Copy each line below that includes "niño".

## Record set
■ ■ ■ ■ ■ ■ ■

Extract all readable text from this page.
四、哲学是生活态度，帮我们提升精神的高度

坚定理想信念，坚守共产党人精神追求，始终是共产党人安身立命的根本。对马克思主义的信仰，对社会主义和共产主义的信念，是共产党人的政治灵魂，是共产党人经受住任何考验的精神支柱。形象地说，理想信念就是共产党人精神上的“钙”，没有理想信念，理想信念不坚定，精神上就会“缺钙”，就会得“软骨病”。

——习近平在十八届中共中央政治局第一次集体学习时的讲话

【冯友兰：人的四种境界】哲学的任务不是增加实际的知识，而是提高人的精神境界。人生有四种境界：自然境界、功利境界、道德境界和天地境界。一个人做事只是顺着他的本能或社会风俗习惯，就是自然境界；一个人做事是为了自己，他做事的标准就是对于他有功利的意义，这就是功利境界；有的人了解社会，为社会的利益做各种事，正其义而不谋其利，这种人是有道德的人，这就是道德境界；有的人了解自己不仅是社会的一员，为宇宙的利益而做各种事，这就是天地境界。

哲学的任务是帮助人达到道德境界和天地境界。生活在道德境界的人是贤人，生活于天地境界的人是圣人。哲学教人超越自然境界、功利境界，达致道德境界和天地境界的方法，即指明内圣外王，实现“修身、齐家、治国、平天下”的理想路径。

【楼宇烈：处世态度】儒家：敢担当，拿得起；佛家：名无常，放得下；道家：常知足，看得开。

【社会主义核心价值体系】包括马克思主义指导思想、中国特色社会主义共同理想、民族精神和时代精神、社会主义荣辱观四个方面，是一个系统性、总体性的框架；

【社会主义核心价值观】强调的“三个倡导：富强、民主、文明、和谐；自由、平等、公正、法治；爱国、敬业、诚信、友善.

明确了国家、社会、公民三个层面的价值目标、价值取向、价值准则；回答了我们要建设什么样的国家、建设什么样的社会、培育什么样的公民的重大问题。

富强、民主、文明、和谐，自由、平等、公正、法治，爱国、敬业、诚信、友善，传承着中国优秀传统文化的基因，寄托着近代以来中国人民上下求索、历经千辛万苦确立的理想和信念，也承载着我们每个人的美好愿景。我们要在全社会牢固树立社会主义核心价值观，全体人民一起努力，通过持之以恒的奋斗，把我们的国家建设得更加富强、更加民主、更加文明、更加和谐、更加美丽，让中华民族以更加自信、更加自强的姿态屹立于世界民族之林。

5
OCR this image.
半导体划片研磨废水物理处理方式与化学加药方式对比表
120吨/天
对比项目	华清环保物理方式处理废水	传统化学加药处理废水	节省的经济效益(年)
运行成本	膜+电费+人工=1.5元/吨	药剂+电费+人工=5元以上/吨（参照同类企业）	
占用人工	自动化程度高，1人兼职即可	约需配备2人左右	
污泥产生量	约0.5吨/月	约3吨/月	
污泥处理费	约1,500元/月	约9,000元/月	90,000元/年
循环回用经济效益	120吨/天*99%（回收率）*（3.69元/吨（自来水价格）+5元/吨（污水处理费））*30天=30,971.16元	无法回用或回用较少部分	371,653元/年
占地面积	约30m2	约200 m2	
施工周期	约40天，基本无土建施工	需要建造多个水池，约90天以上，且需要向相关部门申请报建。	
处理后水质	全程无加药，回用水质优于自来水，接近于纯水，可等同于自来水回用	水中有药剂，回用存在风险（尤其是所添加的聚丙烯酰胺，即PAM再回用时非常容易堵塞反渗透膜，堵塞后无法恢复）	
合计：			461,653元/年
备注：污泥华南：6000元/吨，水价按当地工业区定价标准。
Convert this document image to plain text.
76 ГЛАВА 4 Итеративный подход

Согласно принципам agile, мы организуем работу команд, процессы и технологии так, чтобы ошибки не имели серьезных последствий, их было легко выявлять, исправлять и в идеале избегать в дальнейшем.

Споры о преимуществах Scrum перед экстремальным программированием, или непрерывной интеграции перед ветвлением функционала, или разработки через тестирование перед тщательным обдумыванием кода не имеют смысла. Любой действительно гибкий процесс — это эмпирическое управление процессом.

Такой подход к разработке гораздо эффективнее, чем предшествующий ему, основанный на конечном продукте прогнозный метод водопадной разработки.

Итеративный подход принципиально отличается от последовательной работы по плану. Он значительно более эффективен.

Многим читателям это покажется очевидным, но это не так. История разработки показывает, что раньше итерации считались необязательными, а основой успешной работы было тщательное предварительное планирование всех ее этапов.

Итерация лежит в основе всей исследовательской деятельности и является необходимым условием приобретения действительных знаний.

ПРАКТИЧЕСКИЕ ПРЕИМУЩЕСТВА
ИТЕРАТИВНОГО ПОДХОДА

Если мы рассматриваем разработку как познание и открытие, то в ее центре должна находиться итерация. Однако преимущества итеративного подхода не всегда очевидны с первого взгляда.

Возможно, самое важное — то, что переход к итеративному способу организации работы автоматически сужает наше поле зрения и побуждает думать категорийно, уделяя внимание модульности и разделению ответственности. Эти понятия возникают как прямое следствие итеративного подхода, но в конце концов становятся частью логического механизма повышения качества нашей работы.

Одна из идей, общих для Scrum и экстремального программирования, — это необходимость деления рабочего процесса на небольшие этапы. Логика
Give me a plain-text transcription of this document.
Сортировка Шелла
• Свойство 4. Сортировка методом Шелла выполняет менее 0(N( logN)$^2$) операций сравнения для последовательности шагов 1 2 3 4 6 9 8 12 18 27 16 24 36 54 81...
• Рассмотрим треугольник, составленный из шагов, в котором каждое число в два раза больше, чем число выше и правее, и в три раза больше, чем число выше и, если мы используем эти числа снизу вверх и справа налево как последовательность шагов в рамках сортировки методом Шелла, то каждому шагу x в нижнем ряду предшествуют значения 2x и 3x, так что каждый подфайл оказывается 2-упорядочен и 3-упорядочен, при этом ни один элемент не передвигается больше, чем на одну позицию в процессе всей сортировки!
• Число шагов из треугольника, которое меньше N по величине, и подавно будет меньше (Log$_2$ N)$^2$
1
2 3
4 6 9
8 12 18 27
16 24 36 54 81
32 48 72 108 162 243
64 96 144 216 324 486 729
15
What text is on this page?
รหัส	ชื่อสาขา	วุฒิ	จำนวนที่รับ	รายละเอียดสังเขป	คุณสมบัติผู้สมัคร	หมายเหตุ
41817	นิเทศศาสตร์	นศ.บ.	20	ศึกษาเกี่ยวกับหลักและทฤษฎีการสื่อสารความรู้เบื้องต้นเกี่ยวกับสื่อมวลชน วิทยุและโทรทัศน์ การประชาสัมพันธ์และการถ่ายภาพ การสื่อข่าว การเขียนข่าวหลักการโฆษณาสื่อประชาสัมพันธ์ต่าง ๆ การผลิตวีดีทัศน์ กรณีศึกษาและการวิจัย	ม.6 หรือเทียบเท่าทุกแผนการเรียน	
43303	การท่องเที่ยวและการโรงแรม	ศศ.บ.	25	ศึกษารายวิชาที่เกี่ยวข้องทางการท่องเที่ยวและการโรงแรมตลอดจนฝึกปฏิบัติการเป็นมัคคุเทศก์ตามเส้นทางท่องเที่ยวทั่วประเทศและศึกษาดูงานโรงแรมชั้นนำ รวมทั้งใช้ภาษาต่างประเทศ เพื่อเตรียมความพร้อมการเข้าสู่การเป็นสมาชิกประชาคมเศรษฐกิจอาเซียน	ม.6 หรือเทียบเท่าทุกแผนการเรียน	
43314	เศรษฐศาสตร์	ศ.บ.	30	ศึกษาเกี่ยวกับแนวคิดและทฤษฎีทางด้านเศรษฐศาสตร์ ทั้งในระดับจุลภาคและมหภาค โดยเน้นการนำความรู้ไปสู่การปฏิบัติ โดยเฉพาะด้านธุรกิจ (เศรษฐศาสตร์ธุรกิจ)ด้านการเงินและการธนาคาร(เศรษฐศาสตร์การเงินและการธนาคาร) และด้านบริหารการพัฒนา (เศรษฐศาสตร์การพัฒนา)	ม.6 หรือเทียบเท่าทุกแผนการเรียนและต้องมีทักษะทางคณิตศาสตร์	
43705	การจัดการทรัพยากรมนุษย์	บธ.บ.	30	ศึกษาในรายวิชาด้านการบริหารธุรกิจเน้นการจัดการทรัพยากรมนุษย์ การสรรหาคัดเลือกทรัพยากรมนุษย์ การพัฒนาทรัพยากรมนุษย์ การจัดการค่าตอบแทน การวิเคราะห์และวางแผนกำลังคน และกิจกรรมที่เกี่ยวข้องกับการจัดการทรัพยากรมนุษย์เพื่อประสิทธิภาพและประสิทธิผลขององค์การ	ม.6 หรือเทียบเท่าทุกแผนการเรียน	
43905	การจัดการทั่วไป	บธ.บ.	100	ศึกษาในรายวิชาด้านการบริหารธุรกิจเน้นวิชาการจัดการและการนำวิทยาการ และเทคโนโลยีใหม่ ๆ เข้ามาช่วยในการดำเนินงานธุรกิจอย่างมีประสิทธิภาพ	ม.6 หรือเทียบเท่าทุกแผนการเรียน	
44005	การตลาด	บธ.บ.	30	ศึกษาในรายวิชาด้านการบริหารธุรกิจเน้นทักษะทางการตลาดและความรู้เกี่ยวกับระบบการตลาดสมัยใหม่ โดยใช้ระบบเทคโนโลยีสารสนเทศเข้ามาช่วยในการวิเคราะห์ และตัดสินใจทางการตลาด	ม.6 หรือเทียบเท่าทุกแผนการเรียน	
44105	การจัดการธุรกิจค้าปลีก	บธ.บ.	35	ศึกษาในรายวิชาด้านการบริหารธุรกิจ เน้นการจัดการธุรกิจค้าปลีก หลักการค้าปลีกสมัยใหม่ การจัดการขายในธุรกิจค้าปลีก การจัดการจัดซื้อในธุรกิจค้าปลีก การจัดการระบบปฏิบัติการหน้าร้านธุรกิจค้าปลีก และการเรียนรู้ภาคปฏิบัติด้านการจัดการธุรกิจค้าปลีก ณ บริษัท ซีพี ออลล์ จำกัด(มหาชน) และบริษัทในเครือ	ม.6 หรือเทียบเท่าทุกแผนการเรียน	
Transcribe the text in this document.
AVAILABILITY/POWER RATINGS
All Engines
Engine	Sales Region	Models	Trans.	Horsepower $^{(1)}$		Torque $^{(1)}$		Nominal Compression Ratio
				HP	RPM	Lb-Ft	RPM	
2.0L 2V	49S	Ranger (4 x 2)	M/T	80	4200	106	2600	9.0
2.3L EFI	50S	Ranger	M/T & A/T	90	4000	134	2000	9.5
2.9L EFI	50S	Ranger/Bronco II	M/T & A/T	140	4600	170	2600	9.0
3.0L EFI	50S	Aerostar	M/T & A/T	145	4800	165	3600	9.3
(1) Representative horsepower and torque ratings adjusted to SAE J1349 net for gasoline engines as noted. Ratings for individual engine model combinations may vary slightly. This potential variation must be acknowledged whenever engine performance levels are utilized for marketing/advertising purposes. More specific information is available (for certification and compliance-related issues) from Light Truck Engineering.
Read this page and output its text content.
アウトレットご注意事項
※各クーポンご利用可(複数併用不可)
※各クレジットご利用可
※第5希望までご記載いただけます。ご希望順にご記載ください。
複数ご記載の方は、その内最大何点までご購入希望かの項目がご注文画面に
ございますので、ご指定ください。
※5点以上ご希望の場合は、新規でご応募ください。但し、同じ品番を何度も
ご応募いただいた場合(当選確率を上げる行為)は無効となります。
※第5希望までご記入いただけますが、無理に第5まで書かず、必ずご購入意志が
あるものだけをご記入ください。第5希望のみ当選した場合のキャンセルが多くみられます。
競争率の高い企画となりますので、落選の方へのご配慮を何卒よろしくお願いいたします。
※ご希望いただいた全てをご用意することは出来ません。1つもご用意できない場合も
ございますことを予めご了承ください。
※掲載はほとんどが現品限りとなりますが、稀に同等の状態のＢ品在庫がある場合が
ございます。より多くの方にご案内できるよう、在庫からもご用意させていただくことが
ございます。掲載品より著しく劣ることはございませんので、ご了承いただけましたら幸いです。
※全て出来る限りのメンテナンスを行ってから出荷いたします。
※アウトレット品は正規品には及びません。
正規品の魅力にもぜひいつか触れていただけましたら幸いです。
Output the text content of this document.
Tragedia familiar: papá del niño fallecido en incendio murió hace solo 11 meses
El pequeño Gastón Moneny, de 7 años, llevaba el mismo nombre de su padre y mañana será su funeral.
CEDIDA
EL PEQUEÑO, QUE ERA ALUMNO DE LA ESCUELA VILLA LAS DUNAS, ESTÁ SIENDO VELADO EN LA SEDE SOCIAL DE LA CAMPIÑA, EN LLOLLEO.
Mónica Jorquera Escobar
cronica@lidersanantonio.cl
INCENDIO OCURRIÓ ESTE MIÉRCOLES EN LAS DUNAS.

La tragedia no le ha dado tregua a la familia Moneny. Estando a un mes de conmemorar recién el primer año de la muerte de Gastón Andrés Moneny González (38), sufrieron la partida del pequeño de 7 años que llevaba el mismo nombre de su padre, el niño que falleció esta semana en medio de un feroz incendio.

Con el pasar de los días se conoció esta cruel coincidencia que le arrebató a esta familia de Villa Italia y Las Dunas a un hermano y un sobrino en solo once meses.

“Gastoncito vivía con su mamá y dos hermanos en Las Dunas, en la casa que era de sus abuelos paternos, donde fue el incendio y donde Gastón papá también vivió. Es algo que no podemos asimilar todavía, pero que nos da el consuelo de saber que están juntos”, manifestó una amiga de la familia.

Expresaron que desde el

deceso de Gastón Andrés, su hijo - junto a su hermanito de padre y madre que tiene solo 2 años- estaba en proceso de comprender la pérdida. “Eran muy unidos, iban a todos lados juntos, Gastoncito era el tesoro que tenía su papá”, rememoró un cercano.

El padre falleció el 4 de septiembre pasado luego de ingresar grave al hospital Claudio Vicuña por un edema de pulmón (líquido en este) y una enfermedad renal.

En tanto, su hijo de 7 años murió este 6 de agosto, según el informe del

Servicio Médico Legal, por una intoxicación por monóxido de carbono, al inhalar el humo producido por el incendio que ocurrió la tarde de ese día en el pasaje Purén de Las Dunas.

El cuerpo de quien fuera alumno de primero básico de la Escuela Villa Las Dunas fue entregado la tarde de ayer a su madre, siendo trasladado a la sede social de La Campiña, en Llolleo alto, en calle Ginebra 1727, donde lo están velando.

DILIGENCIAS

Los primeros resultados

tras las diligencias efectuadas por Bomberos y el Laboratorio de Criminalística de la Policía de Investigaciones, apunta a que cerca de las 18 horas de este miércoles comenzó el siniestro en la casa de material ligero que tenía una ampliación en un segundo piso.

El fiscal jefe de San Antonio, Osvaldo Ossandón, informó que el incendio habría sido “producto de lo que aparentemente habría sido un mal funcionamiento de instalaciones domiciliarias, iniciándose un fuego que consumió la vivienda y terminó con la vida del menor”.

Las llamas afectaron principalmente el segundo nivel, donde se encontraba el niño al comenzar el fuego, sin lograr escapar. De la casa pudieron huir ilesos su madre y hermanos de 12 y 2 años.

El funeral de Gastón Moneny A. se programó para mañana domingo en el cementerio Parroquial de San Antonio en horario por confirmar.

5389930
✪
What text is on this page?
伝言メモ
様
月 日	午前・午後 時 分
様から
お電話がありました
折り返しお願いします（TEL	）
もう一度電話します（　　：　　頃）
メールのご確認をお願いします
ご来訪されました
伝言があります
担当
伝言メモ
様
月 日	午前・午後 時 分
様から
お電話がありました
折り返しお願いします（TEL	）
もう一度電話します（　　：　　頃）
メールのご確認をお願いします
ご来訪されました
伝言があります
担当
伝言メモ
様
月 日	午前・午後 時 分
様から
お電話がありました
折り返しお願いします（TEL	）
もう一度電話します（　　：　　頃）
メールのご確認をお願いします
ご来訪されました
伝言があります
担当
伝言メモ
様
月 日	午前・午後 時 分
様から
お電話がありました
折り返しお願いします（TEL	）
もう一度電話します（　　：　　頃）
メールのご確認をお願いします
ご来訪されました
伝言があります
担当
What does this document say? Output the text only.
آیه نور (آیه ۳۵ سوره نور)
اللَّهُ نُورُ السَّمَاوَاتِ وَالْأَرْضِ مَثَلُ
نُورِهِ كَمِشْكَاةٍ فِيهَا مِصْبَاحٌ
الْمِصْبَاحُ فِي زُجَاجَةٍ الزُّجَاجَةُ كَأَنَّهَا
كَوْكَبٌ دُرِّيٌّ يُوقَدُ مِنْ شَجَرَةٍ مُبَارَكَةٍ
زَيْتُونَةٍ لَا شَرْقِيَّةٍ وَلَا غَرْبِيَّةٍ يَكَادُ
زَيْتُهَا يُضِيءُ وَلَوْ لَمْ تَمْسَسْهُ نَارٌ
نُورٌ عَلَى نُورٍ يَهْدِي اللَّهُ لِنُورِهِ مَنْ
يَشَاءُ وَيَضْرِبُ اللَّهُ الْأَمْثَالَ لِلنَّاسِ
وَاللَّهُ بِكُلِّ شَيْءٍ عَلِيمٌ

■ ■ ■ ■ ■ ■ ■

## Exercise answer
Tragedia familiar: papá del niño fallecido en incendio murió hace solo 11 meses
La tragedia no le ha dado tregua a la familia Moneny. Estando a un mes de conmemorar recién el primer año de la muerte de Gastón Andrés Moneny González (38), sufrieron la partida del pequeño de 7 años que llevaba el mismo nombre de su padre, el niño que falleció esta semana en medio de un feroz incendio.
Las llamas afectaron principalmente el segundo nivel, donde se encontraba el niño al comenzar el fuego, sin lograr escapar. De la casa pudieron huir ilesos su madre y hermanos de 12 y 2 años.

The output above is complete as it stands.